Exercise instructions
Could you extract every entry below and reproduce it exactly?

## START Available data

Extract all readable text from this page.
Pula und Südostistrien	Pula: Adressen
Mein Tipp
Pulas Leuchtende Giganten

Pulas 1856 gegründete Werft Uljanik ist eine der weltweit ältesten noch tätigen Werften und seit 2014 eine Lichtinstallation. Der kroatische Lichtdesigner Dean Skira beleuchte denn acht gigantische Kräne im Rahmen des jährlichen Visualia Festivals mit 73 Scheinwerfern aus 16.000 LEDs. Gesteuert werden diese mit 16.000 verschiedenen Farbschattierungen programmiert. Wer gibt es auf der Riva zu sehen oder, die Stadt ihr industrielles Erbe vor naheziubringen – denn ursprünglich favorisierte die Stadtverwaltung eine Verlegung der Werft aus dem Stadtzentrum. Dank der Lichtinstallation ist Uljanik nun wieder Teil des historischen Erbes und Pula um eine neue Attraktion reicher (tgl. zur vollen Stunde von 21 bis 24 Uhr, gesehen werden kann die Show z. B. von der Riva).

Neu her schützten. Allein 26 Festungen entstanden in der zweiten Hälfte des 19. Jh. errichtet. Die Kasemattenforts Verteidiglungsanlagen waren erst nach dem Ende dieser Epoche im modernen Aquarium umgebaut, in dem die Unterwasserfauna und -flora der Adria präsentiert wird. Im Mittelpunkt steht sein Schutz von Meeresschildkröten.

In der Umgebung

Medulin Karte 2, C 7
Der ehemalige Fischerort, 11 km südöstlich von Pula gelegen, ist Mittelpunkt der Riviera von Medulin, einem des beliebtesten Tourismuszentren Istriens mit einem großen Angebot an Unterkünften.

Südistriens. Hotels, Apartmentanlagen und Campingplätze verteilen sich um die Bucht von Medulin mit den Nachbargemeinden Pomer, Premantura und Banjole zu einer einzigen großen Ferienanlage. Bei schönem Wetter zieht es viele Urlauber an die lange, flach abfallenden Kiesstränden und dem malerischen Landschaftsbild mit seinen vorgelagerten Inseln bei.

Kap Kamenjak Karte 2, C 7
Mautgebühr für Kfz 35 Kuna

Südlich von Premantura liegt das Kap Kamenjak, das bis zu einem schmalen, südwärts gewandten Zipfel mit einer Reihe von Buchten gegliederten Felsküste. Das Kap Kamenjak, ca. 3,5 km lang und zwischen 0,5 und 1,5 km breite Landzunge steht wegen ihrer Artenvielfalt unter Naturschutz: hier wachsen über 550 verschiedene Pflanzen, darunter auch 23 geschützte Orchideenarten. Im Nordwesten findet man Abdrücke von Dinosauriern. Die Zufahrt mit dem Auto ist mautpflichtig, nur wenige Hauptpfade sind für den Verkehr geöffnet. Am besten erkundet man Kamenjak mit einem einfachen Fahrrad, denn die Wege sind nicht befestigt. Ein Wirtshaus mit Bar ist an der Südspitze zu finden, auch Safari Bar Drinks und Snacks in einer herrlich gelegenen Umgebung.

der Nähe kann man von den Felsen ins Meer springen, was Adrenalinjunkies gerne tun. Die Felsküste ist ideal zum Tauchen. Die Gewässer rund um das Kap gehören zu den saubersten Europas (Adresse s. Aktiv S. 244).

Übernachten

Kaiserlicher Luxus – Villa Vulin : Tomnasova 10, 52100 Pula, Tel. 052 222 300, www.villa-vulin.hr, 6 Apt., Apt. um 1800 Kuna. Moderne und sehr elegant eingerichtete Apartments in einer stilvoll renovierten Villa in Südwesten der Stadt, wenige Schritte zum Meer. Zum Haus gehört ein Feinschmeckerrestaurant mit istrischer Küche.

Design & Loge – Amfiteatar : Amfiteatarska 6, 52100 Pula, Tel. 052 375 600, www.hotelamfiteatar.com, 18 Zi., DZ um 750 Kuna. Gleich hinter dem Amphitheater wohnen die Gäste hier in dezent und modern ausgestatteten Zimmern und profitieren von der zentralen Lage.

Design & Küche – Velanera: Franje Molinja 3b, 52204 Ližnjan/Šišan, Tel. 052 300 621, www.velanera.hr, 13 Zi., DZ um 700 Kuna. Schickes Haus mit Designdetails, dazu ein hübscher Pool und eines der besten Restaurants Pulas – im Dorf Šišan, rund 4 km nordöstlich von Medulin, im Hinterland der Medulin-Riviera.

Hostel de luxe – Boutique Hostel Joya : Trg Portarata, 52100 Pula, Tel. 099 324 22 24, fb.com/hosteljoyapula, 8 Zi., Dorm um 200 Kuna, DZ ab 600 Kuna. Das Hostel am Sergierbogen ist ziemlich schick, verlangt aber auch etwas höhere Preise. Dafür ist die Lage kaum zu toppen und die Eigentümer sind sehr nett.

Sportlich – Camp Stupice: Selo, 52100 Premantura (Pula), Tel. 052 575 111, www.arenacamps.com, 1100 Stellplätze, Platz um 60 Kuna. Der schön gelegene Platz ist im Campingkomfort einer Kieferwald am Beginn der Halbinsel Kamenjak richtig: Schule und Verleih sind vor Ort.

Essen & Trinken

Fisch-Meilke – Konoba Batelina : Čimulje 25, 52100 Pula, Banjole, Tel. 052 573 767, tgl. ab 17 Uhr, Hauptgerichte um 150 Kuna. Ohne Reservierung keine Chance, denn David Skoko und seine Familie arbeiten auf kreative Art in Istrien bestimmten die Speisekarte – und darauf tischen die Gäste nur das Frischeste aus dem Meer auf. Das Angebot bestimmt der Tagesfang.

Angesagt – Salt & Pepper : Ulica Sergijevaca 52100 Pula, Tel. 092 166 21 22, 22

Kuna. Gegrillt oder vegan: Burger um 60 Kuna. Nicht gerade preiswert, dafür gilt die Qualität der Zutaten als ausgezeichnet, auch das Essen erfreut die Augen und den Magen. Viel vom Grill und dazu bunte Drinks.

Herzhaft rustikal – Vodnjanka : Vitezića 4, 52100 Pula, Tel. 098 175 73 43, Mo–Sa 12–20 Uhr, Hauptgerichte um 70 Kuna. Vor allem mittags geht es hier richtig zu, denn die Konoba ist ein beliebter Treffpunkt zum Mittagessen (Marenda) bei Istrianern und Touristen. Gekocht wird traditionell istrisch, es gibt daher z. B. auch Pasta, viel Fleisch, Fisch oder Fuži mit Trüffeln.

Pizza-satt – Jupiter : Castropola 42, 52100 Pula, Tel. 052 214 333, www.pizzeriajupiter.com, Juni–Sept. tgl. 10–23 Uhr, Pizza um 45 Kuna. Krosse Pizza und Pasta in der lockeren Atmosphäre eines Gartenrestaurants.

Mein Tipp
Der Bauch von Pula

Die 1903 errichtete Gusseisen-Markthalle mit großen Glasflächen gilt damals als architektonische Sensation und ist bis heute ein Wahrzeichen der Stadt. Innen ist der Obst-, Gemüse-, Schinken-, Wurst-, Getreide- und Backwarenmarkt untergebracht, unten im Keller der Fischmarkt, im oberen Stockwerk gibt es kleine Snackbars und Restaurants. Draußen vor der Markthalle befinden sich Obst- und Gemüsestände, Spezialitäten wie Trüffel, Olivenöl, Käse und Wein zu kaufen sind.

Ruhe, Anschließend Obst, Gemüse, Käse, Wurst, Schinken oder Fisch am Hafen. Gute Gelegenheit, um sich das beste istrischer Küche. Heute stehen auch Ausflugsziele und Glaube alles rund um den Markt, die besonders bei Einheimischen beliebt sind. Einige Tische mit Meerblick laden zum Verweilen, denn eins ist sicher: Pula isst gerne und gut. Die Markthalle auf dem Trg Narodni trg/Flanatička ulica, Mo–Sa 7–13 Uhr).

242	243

## END Available data

The completed task
Extract all readable text from this page.
Pula und Südostistrien	Pula: Adressen
Mein Tipp
Pulas Leuchtende Giganten

Pulas 1856 gegründete Werft Uljanik ist eine der weltweit ältesten noch tätigen Werften und seit 2014 eine Lichtinstallation. Der kroatische Lichtdesigner Dean Skira beleuchte denn acht gigantische Kräne im Rahmen des jährlichen Visualia Festivals mit 73 Scheinwerfern aus 16.000 LEDs. Gesteuert werden diese mit 16.000 verschiedenen Farbschattierungen programmiert. Wer gibt es auf der Riva zu sehen oder, die Stadt ihr industrielles Erbe vor naheziubringen – denn ursprünglich favorisierte die Stadtverwaltung eine Verlegung der Werft aus dem Stadtzentrum. Dank der Lichtinstallation ist Uljanik nun wieder Teil des historischen Erbes und Pula um eine neue Attraktion reicher (tgl. zur vollen Stunde von 21 bis 24 Uhr, gesehen werden kann die Show z. B. von der Riva).

Neu her schützten. Allein 26 Festungen entstanden in der zweiten Hälfte des 19. Jh. errichtet. Die Kasemattenforts Verteidiglungsanlagen waren erst nach dem Ende dieser Epoche im modernen Aquarium umgebaut, in dem die Unterwasserfauna und -flora der Adria präsentiert wird. Im Mittelpunkt steht sein Schutz von Meeresschildkröten.

In der Umgebung

Medulin Karte 2, C 7
Der ehemalige Fischerort, 11 km südöstlich von Pula gelegen, ist Mittelpunkt der Riviera von Medulin, einem des beliebtesten Tourismuszentren Istriens mit einem großen Angebot an Unterkünften.

Südistriens. Hotels, Apartmentanlagen und Campingplätze verteilen sich um die Bucht von Medulin mit den Nachbargemeinden Pomer, Premantura und Banjole zu einer einzigen großen Ferienanlage. Bei schönem Wetter zieht es viele Urlauber an die lange, flach abfallenden Kiesstränden und dem malerischen Landschaftsbild mit seinen vorgelagerten Inseln bei.

Kap Kamenjak Karte 2, C 7
Mautgebühr für Kfz 35 Kuna

Südlich von Premantura liegt das Kap Kamenjak, das bis zu einem schmalen, südwärts gewandten Zipfel mit einer Reihe von Buchten gegliederten Felsküste. Das Kap Kamenjak, ca. 3,5 km lang und zwischen 0,5 und 1,5 km breite Landzunge steht wegen ihrer Artenvielfalt unter Naturschutz: hier wachsen über 550 verschiedene Pflanzen, darunter auch 23 geschützte Orchideenarten. Im Nordwesten findet man Abdrücke von Dinosauriern. Die Zufahrt mit dem Auto ist mautpflichtig, nur wenige Hauptpfade sind für den Verkehr geöffnet. Am besten erkundet man Kamenjak mit einem einfachen Fahrrad, denn die Wege sind nicht befestigt. Ein Wirtshaus mit Bar ist an der Südspitze zu finden, auch Safari Bar Drinks und Snacks in einer herrlich gelegenen Umgebung.

der Nähe kann man von den Felsen ins Meer springen, was Adrenalinjunkies gerne tun. Die Felsküste ist ideal zum Tauchen. Die Gewässer rund um das Kap gehören zu den saubersten Europas (Adresse s. Aktiv S. 244).

Übernachten

Kaiserlicher Luxus – Villa Vulin : Tomnasova 10, 52100 Pula, Tel. 052 222 300, www.villa-vulin.hr, 6 Apt., Apt. um 1800 Kuna. Moderne und sehr elegant eingerichtete Apartments in einer stilvoll renovierten Villa in Südwesten der Stadt, wenige Schritte zum Meer. Zum Haus gehört ein Feinschmeckerrestaurant mit istrischer Küche.

Design & Loge – Amfiteatar : Amfiteatarska 6, 52100 Pula, Tel. 052 375 600, www.hotelamfiteatar.com, 18 Zi., DZ um 750 Kuna. Gleich hinter dem Amphitheater wohnen die Gäste hier in dezent und modern ausgestatteten Zimmern und profitieren von der zentralen Lage.

Design & Küche – Velanera: Franje Molinja 3b, 52204 Ližnjan/Šišan, Tel. 052 300 621, www.velanera.hr, 13 Zi., DZ um 700 Kuna. Schickes Haus mit Designdetails, dazu ein hübscher Pool und eines der besten Restaurants Pulas – im Dorf Šišan, rund 4 km nordöstlich von Medulin, im Hinterland der Medulin-Riviera.

Hostel de luxe – Boutique Hostel Joya : Trg Portarata, 52100 Pula, Tel. 099 324 22 24, fb.com/hosteljoyapula, 8 Zi., Dorm um 200 Kuna, DZ ab 600 Kuna. Das Hostel am Sergierbogen ist ziemlich schick, verlangt aber auch etwas höhere Preise. Dafür ist die Lage kaum zu toppen und die Eigentümer sind sehr nett.

Sportlich – Camp Stupice: Selo, 52100 Premantura (Pula), Tel. 052 575 111, www.arenacamps.com, 1100 Stellplätze, Platz um 60 Kuna. Der schön gelegene Platz ist im Campingkomfort einer Kieferwald am Beginn der Halbinsel Kamenjak richtig: Schule und Verleih sind vor Ort.

Essen & Trinken

Fisch-Meilke – Konoba Batelina : Čimulje 25, 52100 Pula, Banjole, Tel. 052 573 767, tgl. ab 17 Uhr, Hauptgerichte um 150 Kuna. Ohne Reservierung keine Chance, denn David Skoko und seine Familie arbeiten auf kreative Art in Istrien bestimmten die Speisekarte – und darauf tischen die Gäste nur das Frischeste aus dem Meer auf. Das Angebot bestimmt der Tagesfang.

Angesagt – Salt & Pepper : Ulica Sergijevaca 52100 Pula, Tel. 092 166 21 22, 22

Kuna. Gegrillt oder vegan: Burger um 60 Kuna. Nicht gerade preiswert, dafür gilt die Qualität der Zutaten als ausgezeichnet, auch das Essen erfreut die Augen und den Magen. Viel vom Grill und dazu bunte Drinks.

Herzhaft rustikal – Vodnjanka : Vitezića 4, 52100 Pula, Tel. 098 175 73 43, Mo–Sa 12–20 Uhr, Hauptgerichte um 70 Kuna. Vor allem mittags geht es hier richtig zu, denn die Konoba ist ein beliebter Treffpunkt zum Mittagessen (Marenda) bei Istrianern und Touristen. Gekocht wird traditionell istrisch, es gibt daher z. B. auch Pasta, viel Fleisch, Fisch oder Fuži mit Trüffeln.

Pizza-satt – Jupiter : Castropola 42, 52100 Pula, Tel. 052 214 333, www.pizzeriajupiter.com, Juni–Sept. tgl. 10–23 Uhr, Pizza um 45 Kuna. Krosse Pizza und Pasta in der lockeren Atmosphäre eines Gartenrestaurants.

Mein Tipp
Der Bauch von Pula

Die 1903 errichtete Gusseisen-Markthalle mit großen Glasflächen gilt damals als architektonische Sensation und ist bis heute ein Wahrzeichen der Stadt. Innen ist der Obst-, Gemüse-, Schinken-, Wurst-, Getreide- und Backwarenmarkt untergebracht, unten im Keller der Fischmarkt, im oberen Stockwerk gibt es kleine Snackbars und Restaurants. Draußen vor der Markthalle befinden sich Obst- und Gemüsestände, Spezialitäten wie Trüffel, Olivenöl, Käse und Wein zu kaufen sind.

Ruhe, Anschließend Obst, Gemüse, Käse, Wurst, Schinken oder Fisch am Hafen. Gute Gelegenheit, um sich das beste istrischer Küche. Heute stehen auch Ausflugsziele und Glaube alles rund um den Markt, die besonders bei Einheimischen beliebt sind. Einige Tische mit Meerblick laden zum Verweilen, denn eins ist sicher: Pula isst gerne und gut. Die Markthalle auf dem Trg Narodni trg/Flanatička ulica, Mo–Sa 7–13 Uhr).

242	243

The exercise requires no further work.